━━━ Given passage ━━━

It’s a women’s fashion style that combines femininity in one part of the outfit with manliness in the other — like wearing a colored print dress with an army jacket.  Supposedly, “man” is read in the first tone.

Don remarks:

This expression must have the authorities very distressed; not only does it contain foreign words spelled in letters, but it also has the disfavored style "niáng 娘" ("mother; woman; mum; ma; a woman; young girl / woman; young lady; a form of address for an elderly married woman; effeminate [coll.]") . No less than the Xinhua News Agency recently inveighed against the sissified “娘炮”之风 (basically, the Korean boy-band look) as unmanly.

Here’s an account of the controversy (in Chinese).

There's a lot of unpacking to do here.

First of all, “niáng man jiéhé 娘man结合” ("woman man combination") is a semi-masculine fashion style for women, whereas "niáng pào 娘炮" ("m/sissy bang") is a playful or derogatory reference to young men who stereotypically have the following types of behavior (according to Baidu and other sources):

when he goes to the bathroom he likes to go with someone else

likes to wear tight pants and clothes

likes to take selfies and photos of the food he eats.

likes to gossip

likes to become bosom pals with girls who flirt with guys

likes to use facial masks and perfume / fragrances

is fussy about his living conditions

enjoys shopping for clothing
tends to bargain when he shops

has a girlish personality

spends a lot of time looking in the mirror
pays a great deal of attention to his hair style and appearance
etc.

In short, niáng pào 娘炮" ("m/sissy bang") 娘炮 refers to men whose appearance, personality, posture, behavior, mentality, and facial expressions are distinctly feminine.

The reason “niáng man jiéhé 娘man结合” ("woman man combination") and "niáng pào 娘炮" ("m/sissy bang") have become intertwined in public discussion is because they both include the problematic term "niáng 娘" ("mother; woman; mum; ma; a woman; young girl / woman; young lady; a form of address for an elderly married woman; effeminate [coll.]"), while the former signifies a boyish / manly fashion adopted by young women whereas the latter suggests a girlish / feminine style embraced by young men.

━━━

*Task directions:* From the passage on the Chinese fashion terms, extract the text between "enjoys shopping for" and "are distinctly feminine.", inclusive.

━━━ Information provided ━━━

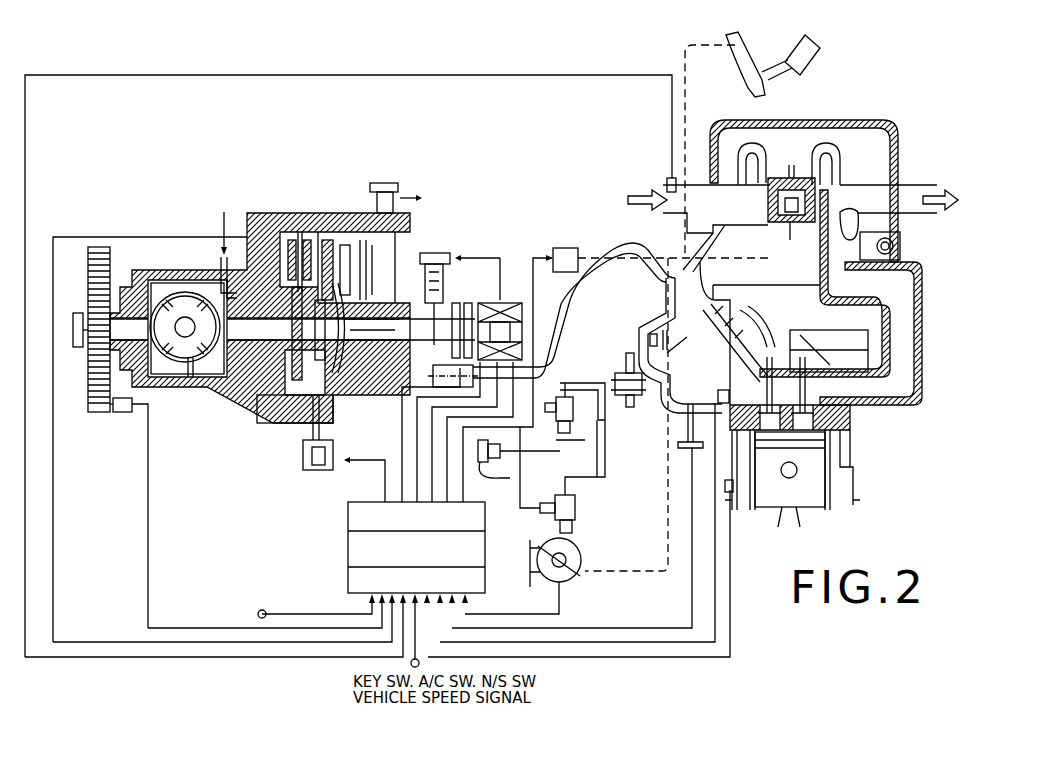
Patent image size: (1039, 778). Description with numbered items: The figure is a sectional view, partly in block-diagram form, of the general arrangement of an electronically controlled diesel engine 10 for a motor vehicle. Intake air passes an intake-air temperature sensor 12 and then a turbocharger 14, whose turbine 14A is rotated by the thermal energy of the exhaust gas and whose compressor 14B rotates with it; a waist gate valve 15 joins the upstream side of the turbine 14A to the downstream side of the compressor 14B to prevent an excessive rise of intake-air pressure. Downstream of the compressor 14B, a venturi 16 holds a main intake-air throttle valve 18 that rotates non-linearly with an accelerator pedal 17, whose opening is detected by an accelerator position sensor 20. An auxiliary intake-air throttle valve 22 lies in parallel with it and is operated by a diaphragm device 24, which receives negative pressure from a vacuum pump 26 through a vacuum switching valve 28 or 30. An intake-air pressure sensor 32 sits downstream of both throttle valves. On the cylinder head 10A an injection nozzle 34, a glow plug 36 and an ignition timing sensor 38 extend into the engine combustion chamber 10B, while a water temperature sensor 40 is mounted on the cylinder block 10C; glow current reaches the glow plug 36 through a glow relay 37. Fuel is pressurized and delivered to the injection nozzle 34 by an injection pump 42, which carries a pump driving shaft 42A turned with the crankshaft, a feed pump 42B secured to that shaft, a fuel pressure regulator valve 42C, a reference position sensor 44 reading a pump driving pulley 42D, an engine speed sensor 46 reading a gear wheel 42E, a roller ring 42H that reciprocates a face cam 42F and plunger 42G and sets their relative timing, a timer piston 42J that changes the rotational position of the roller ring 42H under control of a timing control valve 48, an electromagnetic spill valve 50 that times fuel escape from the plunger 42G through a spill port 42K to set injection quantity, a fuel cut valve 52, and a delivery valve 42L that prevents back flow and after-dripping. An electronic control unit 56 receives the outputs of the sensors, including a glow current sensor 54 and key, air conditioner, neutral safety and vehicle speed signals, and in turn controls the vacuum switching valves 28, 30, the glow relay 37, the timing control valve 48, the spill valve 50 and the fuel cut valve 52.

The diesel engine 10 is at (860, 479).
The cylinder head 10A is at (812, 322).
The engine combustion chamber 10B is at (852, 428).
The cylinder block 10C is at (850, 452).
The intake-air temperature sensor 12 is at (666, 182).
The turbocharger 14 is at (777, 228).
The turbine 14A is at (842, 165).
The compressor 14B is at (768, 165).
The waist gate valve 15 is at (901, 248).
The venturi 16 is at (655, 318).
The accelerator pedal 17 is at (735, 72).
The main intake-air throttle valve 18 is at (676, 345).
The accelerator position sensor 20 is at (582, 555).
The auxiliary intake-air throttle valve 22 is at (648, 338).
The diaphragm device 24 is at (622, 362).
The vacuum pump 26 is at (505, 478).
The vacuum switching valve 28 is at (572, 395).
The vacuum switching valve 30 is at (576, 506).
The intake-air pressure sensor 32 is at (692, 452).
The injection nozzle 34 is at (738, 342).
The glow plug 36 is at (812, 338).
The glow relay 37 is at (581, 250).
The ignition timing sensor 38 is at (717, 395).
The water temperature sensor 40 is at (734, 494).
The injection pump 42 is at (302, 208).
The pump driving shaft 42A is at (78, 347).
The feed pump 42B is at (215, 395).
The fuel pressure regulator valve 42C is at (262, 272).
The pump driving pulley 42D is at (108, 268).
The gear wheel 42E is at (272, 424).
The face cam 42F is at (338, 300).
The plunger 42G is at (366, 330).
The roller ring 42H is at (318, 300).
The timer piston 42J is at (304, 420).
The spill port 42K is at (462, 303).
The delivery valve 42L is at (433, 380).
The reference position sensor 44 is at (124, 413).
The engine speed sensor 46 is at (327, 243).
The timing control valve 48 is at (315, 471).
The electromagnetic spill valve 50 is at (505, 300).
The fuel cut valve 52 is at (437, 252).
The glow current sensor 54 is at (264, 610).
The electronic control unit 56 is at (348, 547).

━━━
━━━ Information provided ━━━

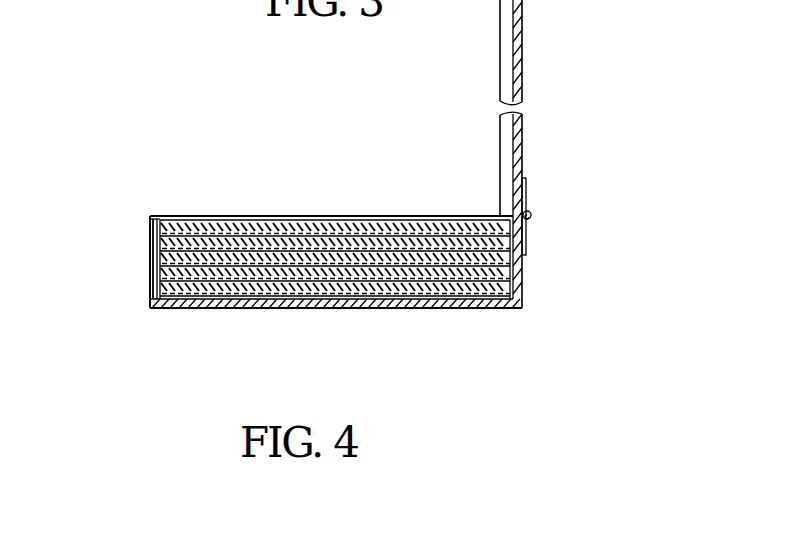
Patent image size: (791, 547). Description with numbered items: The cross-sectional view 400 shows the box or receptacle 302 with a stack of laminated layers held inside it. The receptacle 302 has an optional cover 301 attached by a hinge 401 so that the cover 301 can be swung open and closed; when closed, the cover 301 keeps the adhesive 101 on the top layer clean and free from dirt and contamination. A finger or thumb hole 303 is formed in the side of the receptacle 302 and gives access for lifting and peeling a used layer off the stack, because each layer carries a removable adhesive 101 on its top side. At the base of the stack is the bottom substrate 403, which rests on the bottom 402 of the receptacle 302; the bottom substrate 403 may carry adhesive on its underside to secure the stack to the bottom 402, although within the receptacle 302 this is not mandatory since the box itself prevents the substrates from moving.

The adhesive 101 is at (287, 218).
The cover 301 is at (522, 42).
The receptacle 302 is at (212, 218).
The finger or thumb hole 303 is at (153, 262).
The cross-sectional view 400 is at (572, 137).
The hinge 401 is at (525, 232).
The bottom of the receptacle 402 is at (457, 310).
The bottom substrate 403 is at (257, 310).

━━━

*The result:*
enjoys shopping for clothing
tends to bargain when he shops

has a girlish personality

spends a lot of time looking in the mirror
pays a great deal of attention to his hair style and appearance
etc.

In short, niáng pào 娘炮" ("m/sissy bang") 娘炮 refers to men whose appearance, personality, posture, behavior, mentality, and facial expressions are distinctly feminine.